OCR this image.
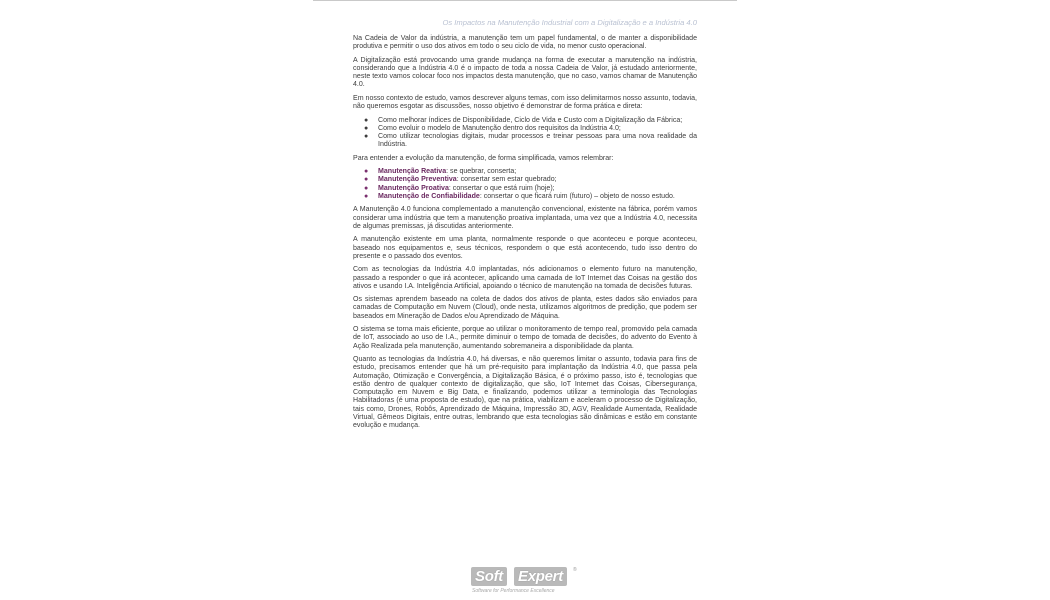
Os Impactos na Manutenção Industrial com a Digitalização e a Indústria 4.0

Na Cadeia de Valor da indústria, a manutenção tem um papel fundamental, o de manter a disponibilidade produtiva e permitir o uso dos ativos em todo o seu ciclo de vida, no menor custo operacional.

A Digitalização está provocando uma grande mudança na forma de executar a manutenção na indústria, considerando que a Indústria 4.0 é o impacto de toda a nossa Cadeia de Valor, já estudado anteriormente, neste texto vamos colocar foco nos impactos desta manutenção, que no caso, vamos chamar de Manutenção 4.0.

Em nosso contexto de estudo, vamos descrever alguns temas, com isso delimitarmos nosso assunto, todavia, não queremos esgotar as discussões, nosso objetivo é demonstrar de forma prática e direta:

● Como melhorar índices de Disponibilidade, Ciclo de Vida e Custo com a Digitalização da Fábrica;
● Como evoluir o modelo de Manutenção dentro dos requisitos da Indústria 4.0;
● Como utilizar tecnologias digitais, mudar processos e treinar pessoas para uma nova realidade da Indústria.

Para entender a evolução da manutenção, de forma simplificada, vamos relembrar:

● Manutenção Reativa: se quebrar, conserta;
● Manutenção Preventiva: consertar sem estar quebrado;
● Manutenção Proativa: consertar o que está ruim (hoje);
● Manutenção de Confiabilidade: consertar o que ficará ruim (futuro) – objeto de nosso estudo.

A Manutenção 4.0 funciona complementado a manutenção convencional, existente na fábrica, porém vamos considerar uma indústria que tem a manutenção proativa implantada, uma vez que a Indústria 4.0, necessita de algumas premissas, já discutidas anteriormente.

A manutenção existente em uma planta, normalmente responde o que aconteceu e porque aconteceu, baseado nos equipamentos e, seus técnicos, respondem o que está acontecendo, tudo isso dentro do presente e o passado dos eventos.

Com as tecnologias da Indústria 4.0 implantadas, nós adicionamos o elemento futuro na manutenção, passado a responder o que irá acontecer, aplicando uma camada de IoT Internet das Coisas na gestão dos ativos e usando I.A. Inteligência Artificial, apoiando o técnico de manutenção na tomada de decisões futuras.

Os sistemas aprendem baseado na coleta de dados dos ativos de planta, estes dados são enviados para camadas de Computação em Nuvem (Cloud), onde nesta, utilizamos algoritmos de predição, que podem ser baseados em Mineração de Dados e/ou Aprendizado de Máquina.

O sistema se torna mais eficiente, porque ao utilizar o monitoramento de tempo real, promovido pela camada de IoT, associado ao uso de I.A., permite diminuir o tempo de tomada de decisões, do advento do Evento à Ação Realizada pela manutenção, aumentando sobremaneira a disponibilidade da planta.

Quanto as tecnologias da Indústria 4.0, há diversas, e não queremos limitar o assunto, todavia para fins de estudo, precisamos entender que há um pré-requisito para implantação da Indústria 4.0, que passa pela Automação, Otimização e Convergência, a Digitalização Básica, é o próximo passo, isto é, tecnologias que estão dentro de qualquer contexto de digitalização, que são, IoT Internet das Coisas, Cibersegurança, Computação em Nuvem e Big Data, e finalizando, podemos utilizar a terminologia das Tecnologias Habilitadoras (é uma proposta de estudo), que na prática, viabilizam e aceleram o processo de Digitalização, tais como, Drones, Robôs, Aprendizado de Máquina, Impressão 3D, AGV, Realidade Aumentada, Realidade Virtual, Gêmeos Digitais, entre outras, lembrando que esta tecnologias são dinâmicas e estão em constante evolução e mudança.

Soft Expert	®
Software for Performance Excellence
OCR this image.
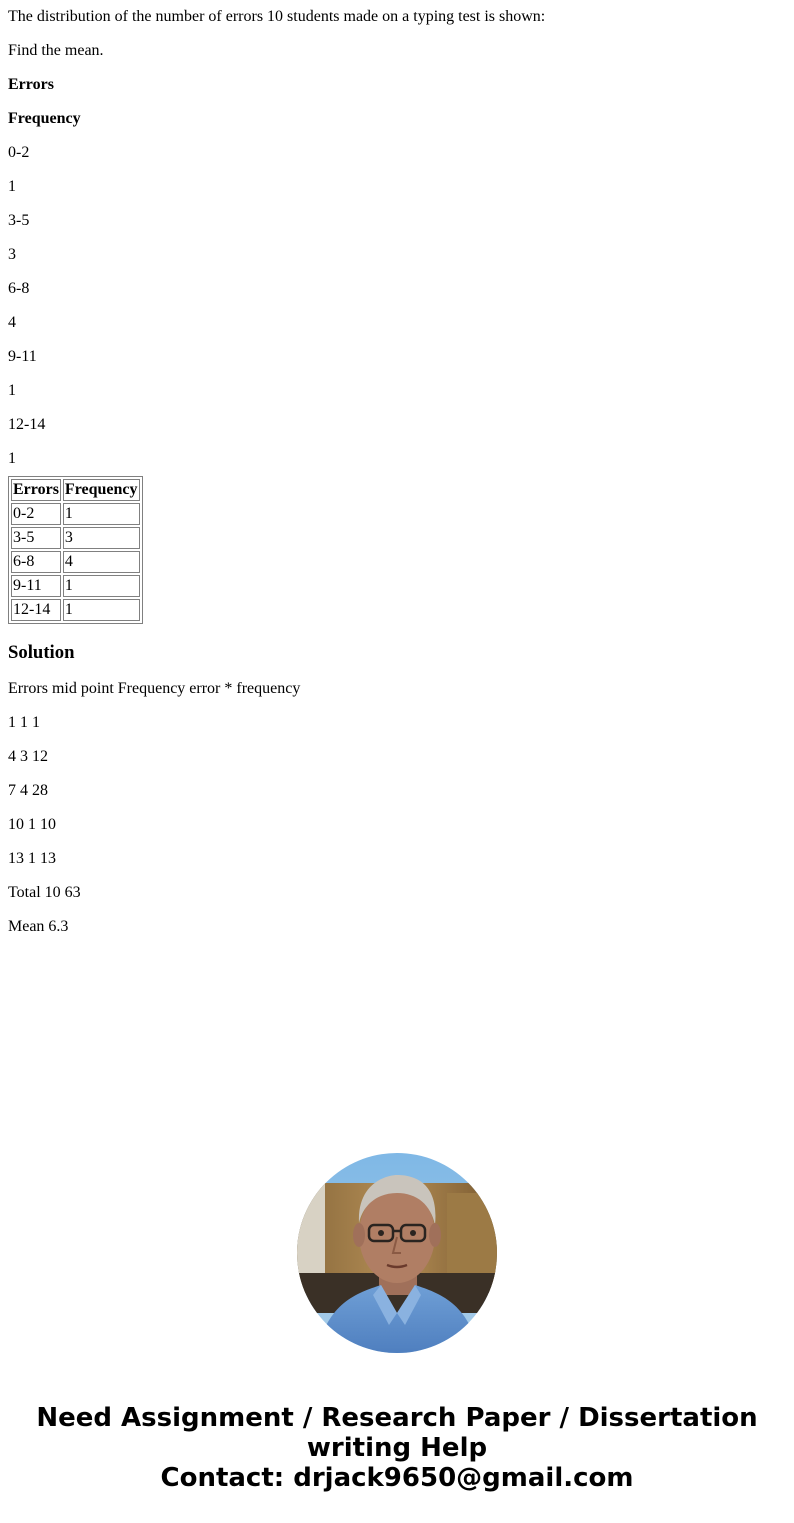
The distribution of the number of errors 10 students made on a typing test is shown:

Find the mean.

Errors

Frequency

0-2

1

3-5

3

6-8

4

9-11

1

12-14

1

Errors	Frequency
0-2	1
3-5	3
6-8	4
9-11	1
12-14	1
Solution

Errors mid point Frequency error * frequency

1 1 1

4 3 12

7 4 28

10 1 10

13 1 13

Total 10 63

Mean 6.3

Need Assignment / Research Paper / Dissertation
writing Help
Contact: drjack9650@gmail.com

----------

Count how many lines above contain the word "Valor". Reply with the number alone.

2